(Bounding box entries)
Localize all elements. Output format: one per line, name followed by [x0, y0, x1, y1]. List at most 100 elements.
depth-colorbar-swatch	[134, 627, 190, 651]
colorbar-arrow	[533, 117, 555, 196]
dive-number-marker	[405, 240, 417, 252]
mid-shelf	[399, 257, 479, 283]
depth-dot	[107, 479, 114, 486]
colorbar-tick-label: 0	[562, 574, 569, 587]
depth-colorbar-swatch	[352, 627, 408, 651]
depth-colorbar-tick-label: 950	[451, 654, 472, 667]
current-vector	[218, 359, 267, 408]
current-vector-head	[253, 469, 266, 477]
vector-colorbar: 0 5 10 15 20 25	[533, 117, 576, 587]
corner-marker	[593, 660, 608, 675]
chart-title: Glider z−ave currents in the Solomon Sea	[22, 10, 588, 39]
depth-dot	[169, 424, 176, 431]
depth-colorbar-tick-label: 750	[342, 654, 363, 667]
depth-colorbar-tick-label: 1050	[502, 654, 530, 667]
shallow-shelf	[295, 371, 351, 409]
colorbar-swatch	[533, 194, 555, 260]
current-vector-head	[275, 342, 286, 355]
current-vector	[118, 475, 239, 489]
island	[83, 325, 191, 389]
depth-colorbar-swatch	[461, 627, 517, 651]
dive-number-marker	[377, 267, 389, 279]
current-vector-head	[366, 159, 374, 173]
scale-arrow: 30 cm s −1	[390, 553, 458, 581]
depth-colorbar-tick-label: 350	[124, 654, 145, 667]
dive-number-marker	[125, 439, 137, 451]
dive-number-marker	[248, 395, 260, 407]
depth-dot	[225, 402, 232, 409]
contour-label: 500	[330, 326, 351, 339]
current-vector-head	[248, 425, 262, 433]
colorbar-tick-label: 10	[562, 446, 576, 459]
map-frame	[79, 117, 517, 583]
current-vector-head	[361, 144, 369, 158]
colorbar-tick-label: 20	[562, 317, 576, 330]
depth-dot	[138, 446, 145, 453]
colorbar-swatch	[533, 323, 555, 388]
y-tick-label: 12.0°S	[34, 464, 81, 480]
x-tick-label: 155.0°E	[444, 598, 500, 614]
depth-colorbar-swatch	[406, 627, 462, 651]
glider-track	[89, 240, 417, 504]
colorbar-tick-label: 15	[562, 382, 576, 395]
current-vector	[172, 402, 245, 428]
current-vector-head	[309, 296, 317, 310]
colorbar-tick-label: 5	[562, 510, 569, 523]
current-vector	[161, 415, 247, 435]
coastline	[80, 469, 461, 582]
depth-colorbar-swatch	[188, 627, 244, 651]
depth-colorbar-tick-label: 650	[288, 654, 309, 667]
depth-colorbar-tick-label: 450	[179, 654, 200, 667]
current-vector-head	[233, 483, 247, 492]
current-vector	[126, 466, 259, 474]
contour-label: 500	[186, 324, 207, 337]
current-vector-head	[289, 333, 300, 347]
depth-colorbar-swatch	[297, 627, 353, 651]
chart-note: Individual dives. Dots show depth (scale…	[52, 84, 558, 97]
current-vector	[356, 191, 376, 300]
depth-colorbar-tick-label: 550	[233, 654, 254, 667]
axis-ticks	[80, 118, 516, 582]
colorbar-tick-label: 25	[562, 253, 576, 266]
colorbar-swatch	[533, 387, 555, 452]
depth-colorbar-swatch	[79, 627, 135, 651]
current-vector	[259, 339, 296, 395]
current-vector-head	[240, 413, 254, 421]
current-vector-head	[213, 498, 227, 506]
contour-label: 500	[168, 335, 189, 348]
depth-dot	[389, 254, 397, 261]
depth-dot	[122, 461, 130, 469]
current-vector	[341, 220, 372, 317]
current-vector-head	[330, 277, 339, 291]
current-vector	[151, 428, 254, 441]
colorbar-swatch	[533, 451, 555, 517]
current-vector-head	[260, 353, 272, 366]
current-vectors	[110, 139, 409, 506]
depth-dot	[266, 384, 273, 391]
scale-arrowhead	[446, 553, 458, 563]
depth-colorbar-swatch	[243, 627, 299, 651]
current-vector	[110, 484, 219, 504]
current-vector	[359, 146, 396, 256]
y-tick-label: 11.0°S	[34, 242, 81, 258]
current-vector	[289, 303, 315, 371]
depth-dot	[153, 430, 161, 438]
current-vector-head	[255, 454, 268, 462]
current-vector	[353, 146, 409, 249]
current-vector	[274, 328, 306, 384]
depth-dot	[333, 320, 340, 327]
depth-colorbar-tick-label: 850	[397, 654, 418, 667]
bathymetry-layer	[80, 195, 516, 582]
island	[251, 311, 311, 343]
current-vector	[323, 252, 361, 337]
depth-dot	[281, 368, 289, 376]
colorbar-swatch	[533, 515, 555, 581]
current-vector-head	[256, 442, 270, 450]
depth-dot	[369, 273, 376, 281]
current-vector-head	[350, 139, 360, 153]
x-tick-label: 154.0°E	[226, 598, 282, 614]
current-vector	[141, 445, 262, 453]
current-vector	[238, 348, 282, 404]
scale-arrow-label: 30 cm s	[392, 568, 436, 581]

▶ _AIM OF THE TASK_:
Copy every line of the listing above without changing anything.

▶ _RESPONSE TO THE TASK_:
Localize all elements. Output format: one per line, name followed by [x0, y0, x1, y1]. List at most 100 elements.
depth-colorbar-swatch	[134, 627, 190, 651]
colorbar-arrow	[533, 117, 555, 196]
dive-number-marker	[405, 240, 417, 252]
mid-shelf	[399, 257, 479, 283]
depth-dot	[107, 479, 114, 486]
colorbar-tick-label: 0	[562, 574, 569, 587]
depth-colorbar-swatch	[352, 627, 408, 651]
depth-colorbar-tick-label: 950	[451, 654, 472, 667]
current-vector	[218, 359, 267, 408]
current-vector-head	[253, 469, 266, 477]
vector-colorbar: 0 5 10 15 20 25	[533, 117, 576, 587]
corner-marker	[593, 660, 608, 675]
chart-title: Glider z−ave currents in the Solomon Sea	[22, 10, 588, 39]
depth-dot	[169, 424, 176, 431]
depth-colorbar-tick-label: 750	[342, 654, 363, 667]
depth-colorbar-tick-label: 1050	[502, 654, 530, 667]
shallow-shelf	[295, 371, 351, 409]
colorbar-swatch	[533, 194, 555, 260]
current-vector-head	[275, 342, 286, 355]
current-vector	[118, 475, 239, 489]
island	[83, 325, 191, 389]
depth-colorbar-swatch	[461, 627, 517, 651]
dive-number-marker	[377, 267, 389, 279]
current-vector-head	[366, 159, 374, 173]
scale-arrow: 30 cm s −1	[390, 553, 458, 581]
depth-colorbar-tick-label: 350	[124, 654, 145, 667]
dive-number-marker	[125, 439, 137, 451]
dive-number-marker	[248, 395, 260, 407]
depth-dot	[225, 402, 232, 409]
contour-label: 500	[330, 326, 351, 339]
current-vector-head	[248, 425, 262, 433]
colorbar-tick-label: 10	[562, 446, 576, 459]
map-frame	[79, 117, 517, 583]
current-vector-head	[361, 144, 369, 158]
colorbar-tick-label: 20	[562, 317, 576, 330]
depth-dot	[138, 446, 145, 453]
colorbar-swatch	[533, 323, 555, 388]
y-tick-label: 12.0°S	[34, 464, 81, 480]
x-tick-label: 155.0°E	[444, 598, 500, 614]
depth-colorbar-swatch	[406, 627, 462, 651]
glider-track	[89, 240, 417, 504]
colorbar-tick-label: 15	[562, 382, 576, 395]
current-vector	[172, 402, 245, 428]
current-vector-head	[309, 296, 317, 310]
colorbar-tick-label: 5	[562, 510, 569, 523]
current-vector	[161, 415, 247, 435]
coastline	[80, 469, 461, 582]
depth-colorbar-swatch	[188, 627, 244, 651]
depth-colorbar-tick-label: 650	[288, 654, 309, 667]
depth-colorbar-tick-label: 450	[179, 654, 200, 667]
current-vector-head	[233, 483, 247, 492]
current-vector	[126, 466, 259, 474]
contour-label: 500	[186, 324, 207, 337]
current-vector-head	[289, 333, 300, 347]
depth-colorbar-swatch	[297, 627, 353, 651]
chart-note: Individual dives. Dots show depth (scale…	[52, 84, 558, 97]
current-vector	[356, 191, 376, 300]
depth-colorbar-tick-label: 550	[233, 654, 254, 667]
axis-ticks	[80, 118, 516, 582]
colorbar-tick-label: 25	[562, 253, 576, 266]
colorbar-swatch	[533, 387, 555, 452]
depth-colorbar-swatch	[79, 627, 135, 651]
current-vector	[259, 339, 296, 395]
current-vector-head	[240, 413, 254, 421]
current-vector-head	[213, 498, 227, 506]
contour-label: 500	[168, 335, 189, 348]
depth-dot	[389, 254, 397, 261]
depth-dot	[122, 461, 130, 469]
current-vector	[341, 220, 372, 317]
current-vector-head	[330, 277, 339, 291]
current-vector	[151, 428, 254, 441]
colorbar-swatch	[533, 451, 555, 517]
current-vector-head	[260, 353, 272, 366]
current-vectors	[110, 139, 409, 506]
depth-dot	[266, 384, 273, 391]
scale-arrowhead	[446, 553, 458, 563]
depth-colorbar-swatch	[243, 627, 299, 651]
current-vector	[110, 484, 219, 504]
current-vector	[359, 146, 396, 256]
y-tick-label: 11.0°S	[34, 242, 81, 258]
current-vector	[289, 303, 315, 371]
depth-dot	[153, 430, 161, 438]
current-vector-head	[255, 454, 268, 462]
current-vector	[353, 146, 409, 249]
current-vector	[274, 328, 306, 384]
depth-dot	[333, 320, 340, 327]
depth-colorbar-tick-label: 850	[397, 654, 418, 667]
bathymetry-layer	[80, 195, 516, 582]
island	[251, 311, 311, 343]
current-vector	[323, 252, 361, 337]
depth-dot	[281, 368, 289, 376]
colorbar-swatch	[533, 515, 555, 581]
current-vector-head	[256, 442, 270, 450]
depth-dot	[369, 273, 376, 281]
current-vector-head	[350, 139, 360, 153]
x-tick-label: 154.0°E	[226, 598, 282, 614]
current-vector	[141, 445, 262, 453]
current-vector	[238, 348, 282, 404]
scale-arrow-label: 30 cm s	[392, 568, 436, 581]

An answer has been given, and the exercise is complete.